▸ **Exercise goal**
Could you copy, unchanged and in order, the records from the line with "leader-dots — [603, 1314, 714, 1333]" to the line with "item-name: Carlos I. — [299, 785, 407, 814]", including both of those lines and nothing else?

%%

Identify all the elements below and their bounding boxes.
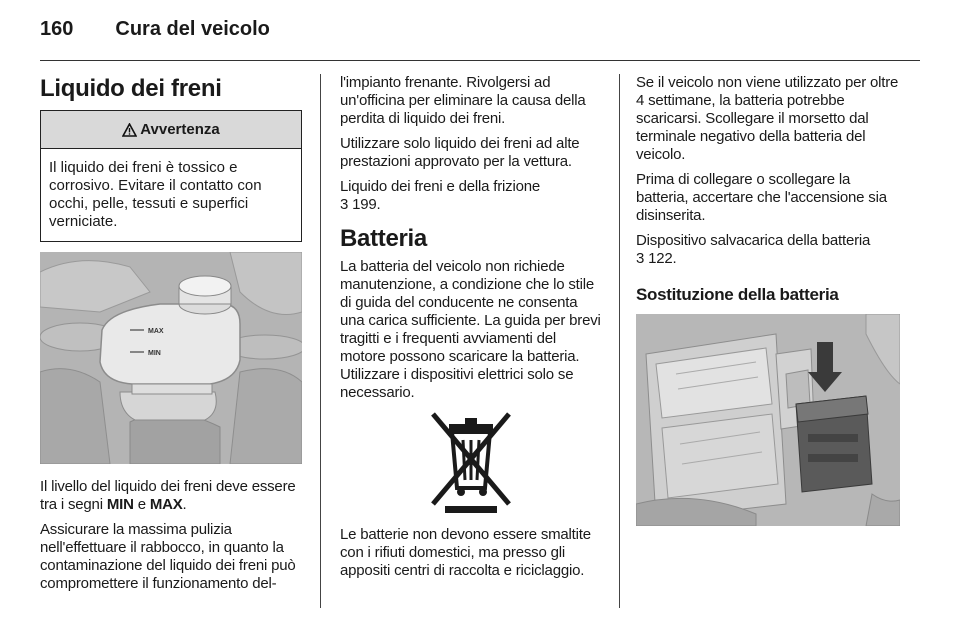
- chapter-title: Cura del veicolo: [115, 18, 270, 40]
- approved-fluid-paragraph: Utilizzare solo liquido dei freni ad alte prestazioni approvato per la vettura.: [340, 135, 580, 170]
- column-divider: [619, 74, 620, 608]
- min-mark-label: MIN: [148, 350, 161, 357]
- warning-box: [40, 110, 302, 242]
- section-title-battery: Batteria: [340, 225, 427, 252]
- battery-paragraph: La batteria del veicolo non richiede manutenzione, a condizione che lo stile di guida del conducente ne consenta una carica sufficiente. La guida per brevi tragitti e i frequenti avviamenti del motore possono scaricare la batteria. Utilizzare i dispositivi elettrici solo se necessario.: [340, 258, 601, 401]
- storage-paragraph: Se il veicolo non viene utilizzato per oltre 4 settimane, la batteria potrebbe scaricarsi. Scollegare il morsetto dal terminale negativo della batteria del veicolo.: [636, 74, 899, 163]
- warning-icon: [122, 123, 137, 137]
- page-header: [40, 18, 270, 52]
- section-title-brake-fluid: Liquido dei freni: [40, 75, 222, 102]
- page-number: 160: [40, 18, 74, 40]
- subsection-title-battery-replacement: Sostituzione della batteria: [636, 285, 839, 304]
- warning-heading-text: Avvertenza: [140, 121, 220, 138]
- warning-text: Il liquido dei freni è tossico e corrosivo. Evitare il contatto con occhi, pelle, tessuti e superfici verniciate.: [49, 159, 262, 230]
- column-divider: [320, 74, 321, 608]
- page-reference-link[interactable]: 3 199.: [340, 196, 381, 213]
- battery-saver-reference: Dispositivo salvacarica della batteria 3 122.: [636, 232, 871, 267]
- battery-location-image: [636, 314, 900, 526]
- brake-system-paragraph: l'impianto frenante. Rivolgersi ad un'officina per eliminare la causa della perdita di liquido dei freni.: [340, 74, 586, 127]
- page-reference-link[interactable]: 3 122.: [636, 250, 677, 267]
- cleanliness-paragraph: Assicurare la massima pulizia nell'effettuare il rabbocco, in quanto la contaminazione del liquido dei freni può compromettere il funzionamento del-: [40, 521, 296, 592]
- disposal-paragraph: Le batterie non devono essere smaltite con i rifiuti domestici, ma presso gli appositi centri di raccolta e riciclaggio.: [340, 526, 591, 579]
- column-3: [636, 74, 902, 526]
- warning-heading: [41, 111, 301, 149]
- crossed-out-bin-icon: [427, 410, 515, 514]
- fluid-reference: Liquido dei freni e della frizione 3 199.: [340, 178, 540, 213]
- column-2: [340, 74, 602, 587]
- brake-fluid-reservoir-image: [40, 252, 302, 464]
- header-rule: [40, 60, 920, 61]
- column-1: [40, 74, 302, 600]
- ignition-paragraph: Prima di collegare o scollegare la batteria, accertare che l'accensione sia disinserita.: [636, 171, 887, 224]
- level-paragraph: Il livello del liquido dei freni deve essere tra i segni MIN e MAX.: [40, 478, 296, 513]
- max-mark-label: MAX: [148, 328, 164, 335]
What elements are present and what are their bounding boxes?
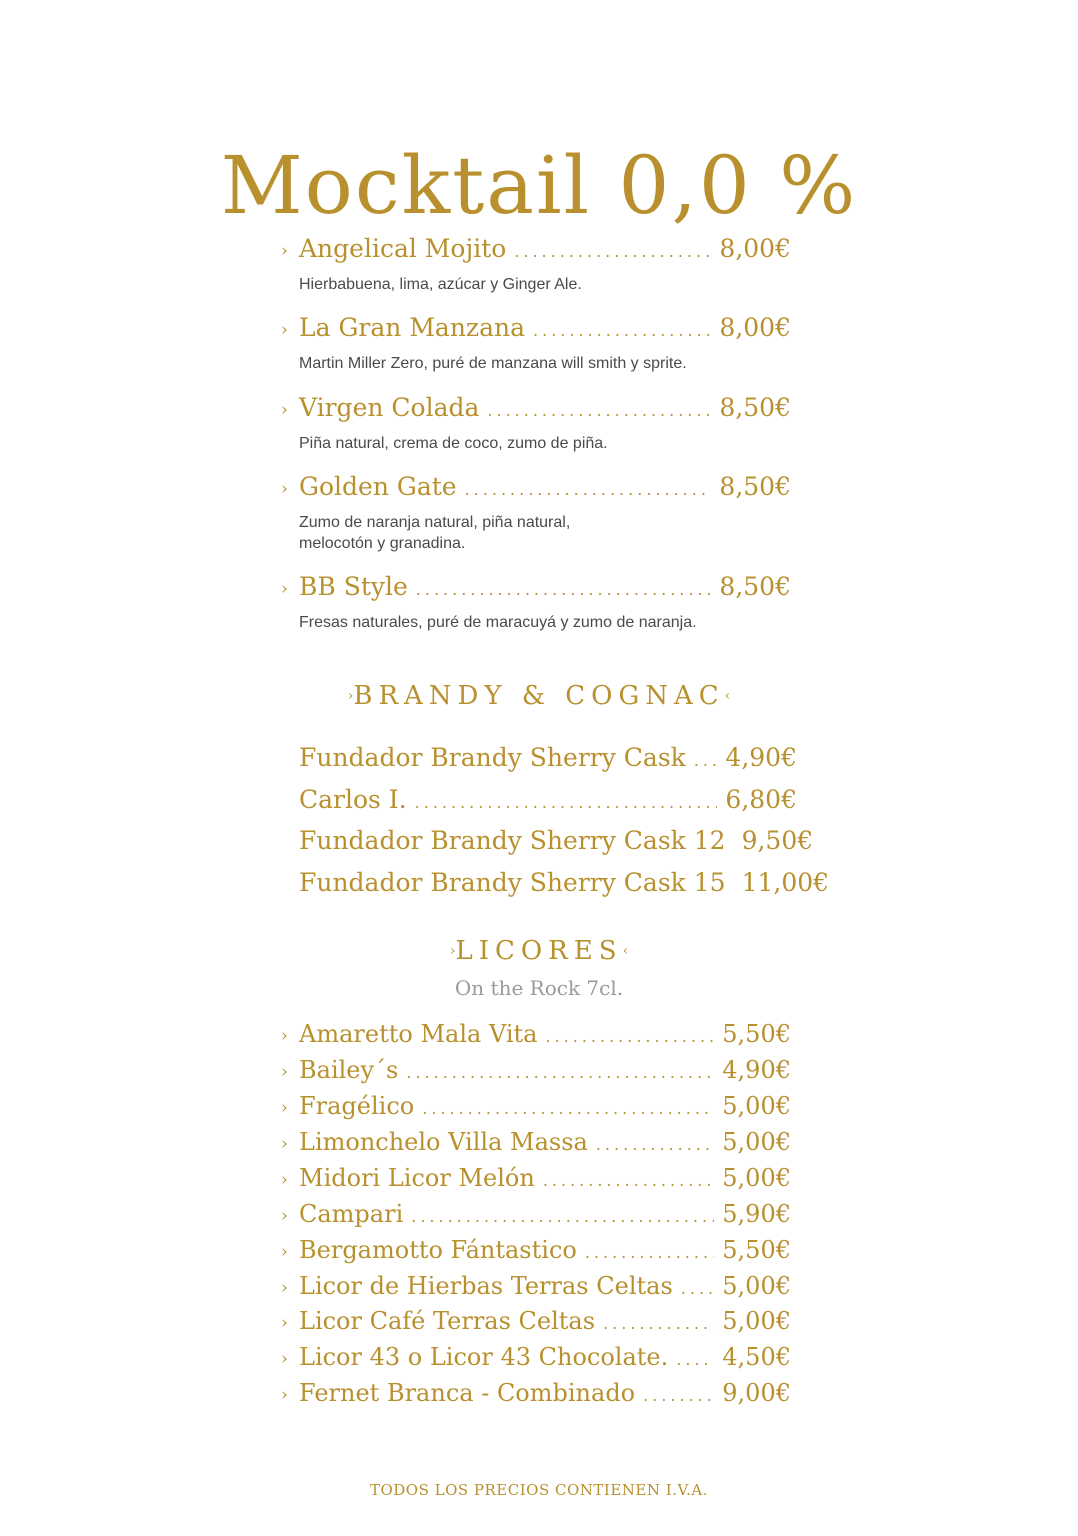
leader-dots — [603, 1314, 714, 1333]
leader-dots — [545, 1027, 714, 1046]
item-name: Licor de Hierbas Terras Celtas — [299, 1272, 673, 1300]
chevron-right-icon: › — [449, 943, 456, 959]
menu-item-mocktail — [281, 472, 791, 501]
item-description: melocotón y granadina. — [299, 535, 466, 552]
item-name: Angelical Mojito — [299, 234, 507, 263]
item-name: Fundador Brandy Sherry Cask 15 — [299, 868, 726, 897]
leader-dots — [643, 1386, 714, 1405]
menu-item-licor — [281, 1343, 791, 1371]
menu-item-licor — [281, 1236, 791, 1264]
chevron-right-icon: › — [281, 1062, 288, 1082]
item-price: 5,00€ — [722, 1164, 791, 1192]
item-price: 5,50€ — [722, 1236, 791, 1264]
item-description: Zumo de naranja natural, piña natural, — [299, 514, 571, 531]
item-price: 4,50€ — [722, 1343, 791, 1371]
item-name: Carlos I. — [299, 785, 407, 814]
heading-text: LICORES — [455, 936, 623, 966]
menu-item-mocktail — [281, 313, 791, 342]
menu-item-brandy — [299, 868, 830, 897]
menu-item-licor — [281, 1307, 791, 1335]
leader-dots — [694, 751, 718, 770]
item-price: 8,50€ — [719, 572, 791, 601]
leader-dots — [411, 1207, 714, 1226]
menu-item-licor — [281, 1272, 791, 1300]
leader-dots — [514, 242, 711, 261]
item-name: Bergamotto Fántastico — [299, 1236, 577, 1264]
menu-item-brandy — [299, 785, 797, 814]
item-description: Fresas naturales, puré de maracuyá y zumo de naranja. — [299, 614, 697, 631]
item-name: BB Style — [299, 572, 408, 601]
item-price: 5,00€ — [722, 1307, 791, 1335]
chevron-right-icon: › — [281, 1313, 288, 1333]
chevron-right-icon: › — [281, 320, 288, 340]
leader-dots — [585, 1243, 714, 1262]
item-price: 5,00€ — [722, 1272, 791, 1300]
item-price: 8,50€ — [719, 472, 791, 501]
chevron-right-icon: › — [281, 1170, 288, 1190]
item-price: 8,00€ — [719, 234, 791, 263]
section-subheading: On the Rock 7cl. — [454, 976, 624, 1000]
page-title: Mocktail 0,0 % — [220, 138, 858, 232]
chevron-right-icon: › — [281, 1026, 288, 1046]
item-description: Hierbabuena, lima, azúcar y Ginger Ale. — [299, 276, 582, 293]
item-price: 8,50€ — [719, 393, 791, 422]
item-price: 5,50€ — [722, 1020, 791, 1048]
leader-dots — [596, 1135, 714, 1154]
item-description: Piña natural, crema de coco, zumo de piña. — [299, 435, 608, 452]
menu-item-brandy — [299, 743, 797, 772]
item-name: Fragélico — [299, 1092, 415, 1120]
menu-item-licor — [281, 1379, 791, 1407]
item-price: 5,90€ — [722, 1200, 791, 1228]
section-heading-brandy — [0, 681, 1078, 711]
item-price: 6,80€ — [725, 785, 797, 814]
item-name: Licor 43 o Licor 43 Chocolate. — [299, 1343, 669, 1371]
section-heading-licores — [0, 936, 1078, 966]
chevron-left-icon: ‹ — [622, 943, 629, 959]
menu-item-licor — [281, 1128, 791, 1156]
item-name: Virgen Colada — [299, 393, 480, 422]
chevron-right-icon: › — [281, 1278, 288, 1298]
menu-item-licor — [281, 1056, 791, 1084]
item-name: Amaretto Mala Vita — [299, 1020, 538, 1048]
leader-dots — [416, 580, 712, 599]
menu-item-brandy — [299, 826, 814, 855]
item-price: 11,00€ — [741, 868, 830, 897]
heading-text: BRANDY & COGNAC — [353, 681, 725, 711]
chevron-right-icon: › — [281, 1206, 288, 1226]
item-name: La Gran Manzana — [299, 313, 526, 342]
menu-item-mocktail — [281, 234, 791, 263]
chevron-right-icon: › — [281, 1242, 288, 1262]
item-price: 9,00€ — [722, 1379, 791, 1407]
chevron-right-icon: › — [281, 1098, 288, 1118]
item-name: Fernet Branca - Combinado — [299, 1379, 636, 1407]
item-price: 4,90€ — [725, 743, 797, 772]
leader-dots — [465, 480, 712, 499]
item-price: 5,00€ — [722, 1092, 791, 1120]
item-name: Licor Café Terras Celtas — [299, 1307, 596, 1335]
chevron-left-icon: ‹ — [724, 688, 731, 704]
item-name: Limonchelo Villa Massa — [299, 1128, 588, 1156]
item-name: Fundador Brandy Sherry Cask 12 — [299, 826, 726, 855]
chevron-right-icon: › — [347, 688, 354, 704]
menu-item-licor — [281, 1200, 791, 1228]
chevron-right-icon: › — [281, 400, 288, 420]
menu-item-licor — [281, 1164, 791, 1192]
leader-dots — [487, 401, 711, 420]
chevron-right-icon: › — [281, 479, 288, 499]
menu-item-mocktail — [281, 572, 791, 601]
leader-dots — [533, 321, 711, 340]
item-price: 9,50€ — [741, 826, 814, 855]
leader-dots — [681, 1279, 715, 1298]
leader-dots — [422, 1099, 714, 1118]
leader-dots — [543, 1171, 714, 1190]
chevron-right-icon: › — [281, 1349, 288, 1369]
menu-item-licor — [281, 1020, 791, 1048]
chevron-right-icon: › — [281, 241, 288, 261]
item-name: Fundador Brandy Sherry Cask — [299, 743, 686, 772]
leader-dots — [676, 1350, 714, 1369]
item-description: Martin Miller Zero, puré de manzana will smith y sprite. — [299, 355, 687, 372]
item-price: 8,00€ — [719, 313, 791, 342]
item-price: 5,00€ — [722, 1128, 791, 1156]
chevron-right-icon: › — [281, 579, 288, 599]
item-price: 4,90€ — [722, 1056, 791, 1084]
menu-item-licor — [281, 1092, 791, 1120]
item-name: Bailey´s — [299, 1056, 399, 1084]
chevron-right-icon: › — [281, 1385, 288, 1405]
chevron-right-icon: › — [281, 1134, 288, 1154]
item-name: Golden Gate — [299, 472, 457, 501]
leader-dots — [406, 1063, 714, 1082]
footer-note: TODOS LOS PRECIOS CONTIENEN I.V.A. — [369, 1481, 709, 1499]
menu-item-mocktail — [281, 393, 791, 422]
item-name: Campari — [299, 1200, 404, 1228]
item-name: Midori Licor Melón — [299, 1164, 535, 1192]
leader-dots — [415, 793, 718, 812]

%%

▸ **Reply to the task**
leader-dots — [603, 1314, 714, 1333]
leader-dots — [545, 1027, 714, 1046]
item-name: Licor de Hierbas Terras Celtas — [299, 1272, 673, 1300]
chevron-right-icon: › — [449, 943, 456, 959]
menu-item-mocktail — [281, 472, 791, 501]
item-description: melocotón y granadina. — [299, 535, 466, 552]
item-name: Angelical Mojito — [299, 234, 507, 263]
item-name: Fundador Brandy Sherry Cask 15 — [299, 868, 726, 897]
leader-dots — [643, 1386, 714, 1405]
menu-item-licor — [281, 1343, 791, 1371]
menu-item-licor — [281, 1236, 791, 1264]
chevron-right-icon: › — [281, 1062, 288, 1082]
item-price: 5,00€ — [722, 1164, 791, 1192]
item-price: 5,50€ — [722, 1236, 791, 1264]
item-description: Zumo de naranja natural, piña natural, — [299, 514, 571, 531]
item-price: 4,50€ — [722, 1343, 791, 1371]
item-name: Carlos I. — [299, 785, 407, 814]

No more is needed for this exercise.